**What is asked**
Repeat the lines of the listing below exactly, starting at the line that contains "What's the underlying" and running through the last line, both included, and only those.

**Dataset records**

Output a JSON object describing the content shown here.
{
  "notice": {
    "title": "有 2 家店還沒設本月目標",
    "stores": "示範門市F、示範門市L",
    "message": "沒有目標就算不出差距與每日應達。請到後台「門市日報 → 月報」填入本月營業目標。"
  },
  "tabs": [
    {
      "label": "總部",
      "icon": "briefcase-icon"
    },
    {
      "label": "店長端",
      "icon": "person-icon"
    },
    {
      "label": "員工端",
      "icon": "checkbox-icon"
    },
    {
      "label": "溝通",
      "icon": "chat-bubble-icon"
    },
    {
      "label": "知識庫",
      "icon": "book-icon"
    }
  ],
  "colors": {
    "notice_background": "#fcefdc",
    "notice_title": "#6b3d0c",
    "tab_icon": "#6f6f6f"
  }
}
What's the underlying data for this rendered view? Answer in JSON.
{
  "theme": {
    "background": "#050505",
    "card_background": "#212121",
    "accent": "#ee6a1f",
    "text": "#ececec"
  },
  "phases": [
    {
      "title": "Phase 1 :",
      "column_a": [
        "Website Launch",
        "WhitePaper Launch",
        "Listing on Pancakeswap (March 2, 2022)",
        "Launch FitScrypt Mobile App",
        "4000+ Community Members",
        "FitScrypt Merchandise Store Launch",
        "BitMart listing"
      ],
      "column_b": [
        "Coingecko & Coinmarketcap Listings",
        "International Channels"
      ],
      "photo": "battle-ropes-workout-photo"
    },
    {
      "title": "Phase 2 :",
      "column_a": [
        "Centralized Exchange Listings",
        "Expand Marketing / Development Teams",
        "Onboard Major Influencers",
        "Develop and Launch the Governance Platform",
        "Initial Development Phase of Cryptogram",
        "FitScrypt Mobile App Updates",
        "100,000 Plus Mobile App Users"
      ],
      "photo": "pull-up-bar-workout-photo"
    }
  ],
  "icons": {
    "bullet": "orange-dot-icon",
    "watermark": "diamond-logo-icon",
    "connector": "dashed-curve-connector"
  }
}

**Expected answer**
What's the underlying data for this rendered view? Answer in JSON.
{
  "theme": {
    "background": "#050505",
    "card_background": "#212121",
    "accent": "#ee6a1f",
    "text": "#ececec"
  },
  "phases": [
    {
      "title": "Phase 1 :",
      "column_a": [
        "Website Launch",
        "WhitePaper Launch",
        "Listing on Pancakeswap (March 2, 2022)",
        "Launch FitScrypt Mobile App",
        "4000+ Community Members",
        "FitScrypt Merchandise Store Launch",
        "BitMart listing"
      ],
      "column_b": [
        "Coingecko & Coinmarketcap Listings",
        "International Channels"
      ],
      "photo": "battle-ropes-workout-photo"
    },
    {
      "title": "Phase 2 :",
      "column_a": [
        "Centralized Exchange Listings",
        "Expand Marketing / Development Teams",
        "Onboard Major Influencers",
        "Develop and Launch the Governance Platform",
        "Initial Development Phase of Cryptogram",
        "FitScrypt Mobile App Updates",
        "100,000 Plus Mobile App Users"
      ],
      "photo": "pull-up-bar-workout-photo"
    }
  ],
  "icons": {
    "bullet": "orange-dot-icon",
    "watermark": "diamond-logo-icon",
    "connector": "dashed-curve-connector"
  }
}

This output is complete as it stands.